## Stated exercise
Print the listing below in its entirety, character for character.

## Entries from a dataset
——————————

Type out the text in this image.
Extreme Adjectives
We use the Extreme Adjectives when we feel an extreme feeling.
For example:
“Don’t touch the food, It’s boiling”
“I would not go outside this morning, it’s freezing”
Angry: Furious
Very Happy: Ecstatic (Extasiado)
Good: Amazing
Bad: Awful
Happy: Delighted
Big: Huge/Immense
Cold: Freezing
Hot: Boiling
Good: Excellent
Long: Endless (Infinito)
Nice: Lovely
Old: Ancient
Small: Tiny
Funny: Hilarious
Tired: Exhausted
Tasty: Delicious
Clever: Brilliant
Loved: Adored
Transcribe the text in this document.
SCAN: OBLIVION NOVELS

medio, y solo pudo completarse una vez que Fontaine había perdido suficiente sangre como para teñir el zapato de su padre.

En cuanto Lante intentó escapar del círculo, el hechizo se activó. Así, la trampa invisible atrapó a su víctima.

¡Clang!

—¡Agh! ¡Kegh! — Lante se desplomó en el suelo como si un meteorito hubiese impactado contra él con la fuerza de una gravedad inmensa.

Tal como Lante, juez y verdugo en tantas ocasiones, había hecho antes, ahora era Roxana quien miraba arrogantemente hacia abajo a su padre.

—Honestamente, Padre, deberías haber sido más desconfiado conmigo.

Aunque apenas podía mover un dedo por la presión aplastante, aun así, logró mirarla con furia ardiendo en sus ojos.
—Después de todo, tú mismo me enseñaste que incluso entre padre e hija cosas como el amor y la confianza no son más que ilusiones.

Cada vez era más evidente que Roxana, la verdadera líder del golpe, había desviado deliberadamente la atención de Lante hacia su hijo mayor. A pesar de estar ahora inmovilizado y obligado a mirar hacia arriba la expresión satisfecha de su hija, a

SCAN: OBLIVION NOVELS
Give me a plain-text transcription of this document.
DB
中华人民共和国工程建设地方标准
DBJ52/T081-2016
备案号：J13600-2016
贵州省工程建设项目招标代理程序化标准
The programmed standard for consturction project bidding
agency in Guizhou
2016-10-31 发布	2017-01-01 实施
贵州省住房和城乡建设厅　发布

——————————

## Worked solution
Type out the text in this image.
Extreme Adjectives
We use the Extreme Adjectives when we feel an extreme feeling.
For example:
“Don’t touch the food, It’s boiling”
“I would not go outside this morning, it’s freezing”
Angry: Furious
Very Happy: Ecstatic (Extasiado)
Good: Amazing
Bad: Awful
Happy: Delighted
Big: Huge/Immense
Cold: Freezing
Hot: Boiling
Good: Excellent
Long: Endless (Infinito)
Nice: Lovely
Old: Ancient
Small: Tiny
Funny: Hilarious
Tired: Exhausted
Tasty: Delicious
Clever: Brilliant
Loved: Adored
Transcribe the text in this document.
SCAN: OBLIVION NOVELS

medio, y solo pudo completarse una vez que Fontaine había perdido suficiente sangre como para teñir el zapato de su padre.

En cuanto Lante intentó escapar del círculo, el hechizo se activó. Así, la trampa invisible atrapó a su víctima.

¡Clang!

—¡Agh! ¡Kegh! — Lante se desplomó en el suelo como si un meteorito hubiese impactado contra él con la fuerza de una gravedad inmensa.

Tal como Lante, juez y verdugo en tantas ocasiones, había hecho antes, ahora era Roxana quien miraba arrogantemente hacia abajo a su padre.

—Honestamente, Padre, deberías haber sido más desconfiado conmigo.

Aunque apenas podía mover un dedo por la presión aplastante, aun así, logró mirarla con furia ardiendo en sus ojos.
—Después de todo, tú mismo me enseñaste que incluso entre padre e hija cosas como el amor y la confianza no son más que ilusiones.

Cada vez era más evidente que Roxana, la verdadera líder del golpe, había desviado deliberadamente la atención de Lante hacia su hijo mayor. A pesar de estar ahora inmovilizado y obligado a mirar hacia arriba la expresión satisfecha de su hija, a

SCAN: OBLIVION NOVELS
Give me a plain-text transcription of this document.
DB
中华人民共和国工程建设地方标准
DBJ52/T081-2016
备案号：J13600-2016
贵州省工程建设项目招标代理程序化标准
The programmed standard for consturction project bidding
agency in Guizhou
2016-10-31 发布	2017-01-01 实施
贵州省住房和城乡建设厅　发布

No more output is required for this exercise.